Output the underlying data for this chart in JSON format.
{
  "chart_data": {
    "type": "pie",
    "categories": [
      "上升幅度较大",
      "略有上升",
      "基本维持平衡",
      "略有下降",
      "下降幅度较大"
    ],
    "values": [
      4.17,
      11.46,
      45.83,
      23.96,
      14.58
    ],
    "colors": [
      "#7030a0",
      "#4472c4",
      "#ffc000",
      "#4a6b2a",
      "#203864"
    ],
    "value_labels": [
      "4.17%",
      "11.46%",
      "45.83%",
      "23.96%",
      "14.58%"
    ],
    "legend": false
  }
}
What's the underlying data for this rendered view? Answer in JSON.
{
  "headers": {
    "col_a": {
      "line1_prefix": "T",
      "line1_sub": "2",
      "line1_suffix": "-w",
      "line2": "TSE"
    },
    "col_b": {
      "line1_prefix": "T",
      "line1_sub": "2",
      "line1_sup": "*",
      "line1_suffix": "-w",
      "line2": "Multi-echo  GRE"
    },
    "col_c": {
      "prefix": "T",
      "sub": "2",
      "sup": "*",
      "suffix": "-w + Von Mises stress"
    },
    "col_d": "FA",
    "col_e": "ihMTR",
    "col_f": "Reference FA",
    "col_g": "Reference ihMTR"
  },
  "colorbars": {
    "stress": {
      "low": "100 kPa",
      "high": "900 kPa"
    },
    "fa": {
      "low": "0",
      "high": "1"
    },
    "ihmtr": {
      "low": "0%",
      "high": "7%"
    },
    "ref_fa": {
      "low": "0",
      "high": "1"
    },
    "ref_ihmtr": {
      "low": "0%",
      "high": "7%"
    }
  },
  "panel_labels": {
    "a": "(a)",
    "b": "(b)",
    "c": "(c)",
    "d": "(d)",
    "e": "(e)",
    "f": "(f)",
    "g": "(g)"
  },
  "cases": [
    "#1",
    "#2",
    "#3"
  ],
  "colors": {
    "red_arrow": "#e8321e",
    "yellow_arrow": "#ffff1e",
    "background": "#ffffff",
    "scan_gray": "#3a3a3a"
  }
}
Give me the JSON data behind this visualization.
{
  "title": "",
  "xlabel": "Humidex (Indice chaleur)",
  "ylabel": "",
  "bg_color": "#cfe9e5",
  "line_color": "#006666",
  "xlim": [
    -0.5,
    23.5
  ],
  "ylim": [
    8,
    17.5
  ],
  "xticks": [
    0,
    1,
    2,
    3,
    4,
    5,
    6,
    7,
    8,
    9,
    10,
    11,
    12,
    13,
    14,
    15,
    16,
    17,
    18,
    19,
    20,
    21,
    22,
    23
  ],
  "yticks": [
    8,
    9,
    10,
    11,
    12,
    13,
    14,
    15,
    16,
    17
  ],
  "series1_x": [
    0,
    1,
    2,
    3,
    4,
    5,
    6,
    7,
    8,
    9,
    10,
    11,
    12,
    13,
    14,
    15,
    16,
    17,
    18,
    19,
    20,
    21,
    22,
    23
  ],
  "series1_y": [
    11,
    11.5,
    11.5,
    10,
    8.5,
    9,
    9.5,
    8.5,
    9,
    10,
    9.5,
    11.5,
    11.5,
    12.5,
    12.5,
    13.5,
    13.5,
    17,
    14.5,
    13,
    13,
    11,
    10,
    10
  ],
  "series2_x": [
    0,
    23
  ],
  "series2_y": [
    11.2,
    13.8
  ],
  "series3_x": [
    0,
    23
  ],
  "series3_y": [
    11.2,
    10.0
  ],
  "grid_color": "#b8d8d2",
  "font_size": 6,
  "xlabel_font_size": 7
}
★ ★ ★ ★
Short exercise
Give a word-for-word copy of the records.

Final result
Output the underlying data for this chart in JSON format.
{
  "chart_data": {
    "type": "pie",
    "categories": [
      "上升幅度较大",
      "略有上升",
      "基本维持平衡",
      "略有下降",
      "下降幅度较大"
    ],
    "values": [
      4.17,
      11.46,
      45.83,
      23.96,
      14.58
    ],
    "colors": [
      "#7030a0",
      "#4472c4",
      "#ffc000",
      "#4a6b2a",
      "#203864"
    ],
    "value_labels": [
      "4.17%",
      "11.46%",
      "45.83%",
      "23.96%",
      "14.58%"
    ],
    "legend": false
  }
}
What's the underlying data for this rendered view? Answer in JSON.
{
  "headers": {
    "col_a": {
      "line1_prefix": "T",
      "line1_sub": "2",
      "line1_suffix": "-w",
      "line2": "TSE"
    },
    "col_b": {
      "line1_prefix": "T",
      "line1_sub": "2",
      "line1_sup": "*",
      "line1_suffix": "-w",
      "line2": "Multi-echo  GRE"
    },
    "col_c": {
      "prefix": "T",
      "sub": "2",
      "sup": "*",
      "suffix": "-w + Von Mises stress"
    },
    "col_d": "FA",
    "col_e": "ihMTR",
    "col_f": "Reference FA",
    "col_g": "Reference ihMTR"
  },
  "colorbars": {
    "stress": {
      "low": "100 kPa",
      "high": "900 kPa"
    },
    "fa": {
      "low": "0",
      "high": "1"
    },
    "ihmtr": {
      "low": "0%",
      "high": "7%"
    },
    "ref_fa": {
      "low": "0",
      "high": "1"
    },
    "ref_ihmtr": {
      "low": "0%",
      "high": "7%"
    }
  },
  "panel_labels": {
    "a": "(a)",
    "b": "(b)",
    "c": "(c)",
    "d": "(d)",
    "e": "(e)",
    "f": "(f)",
    "g": "(g)"
  },
  "cases": [
    "#1",
    "#2",
    "#3"
  ],
  "colors": {
    "red_arrow": "#e8321e",
    "yellow_arrow": "#ffff1e",
    "background": "#ffffff",
    "scan_gray": "#3a3a3a"
  }
}
Give me the JSON data behind this visualization.
{
  "title": "",
  "xlabel": "Humidex (Indice chaleur)",
  "ylabel": "",
  "bg_color": "#cfe9e5",
  "line_color": "#006666",
  "xlim": [
    -0.5,
    23.5
  ],
  "ylim": [
    8,
    17.5
  ],
  "xticks": [
    0,
    1,
    2,
    3,
    4,
    5,
    6,
    7,
    8,
    9,
    10,
    11,
    12,
    13,
    14,
    15,
    16,
    17,
    18,
    19,
    20,
    21,
    22,
    23
  ],
  "yticks": [
    8,
    9,
    10,
    11,
    12,
    13,
    14,
    15,
    16,
    17
  ],
  "series1_x": [
    0,
    1,
    2,
    3,
    4,
    5,
    6,
    7,
    8,
    9,
    10,
    11,
    12,
    13,
    14,
    15,
    16,
    17,
    18,
    19,
    20,
    21,
    22,
    23
  ],
  "series1_y": [
    11,
    11.5,
    11.5,
    10,
    8.5,
    9,
    9.5,
    8.5,
    9,
    10,
    9.5,
    11.5,
    11.5,
    12.5,
    12.5,
    13.5,
    13.5,
    17,
    14.5,
    13,
    13,
    11,
    10,
    10
  ],
  "series2_x": [
    0,
    23
  ],
  "series2_y": [
    11.2,
    13.8
  ],
  "series3_x": [
    0,
    23
  ],
  "series3_y": [
    11.2,
    10.0
  ],
  "grid_color": "#b8d8d2",
  "font_size": 6,
  "xlabel_font_size": 7
}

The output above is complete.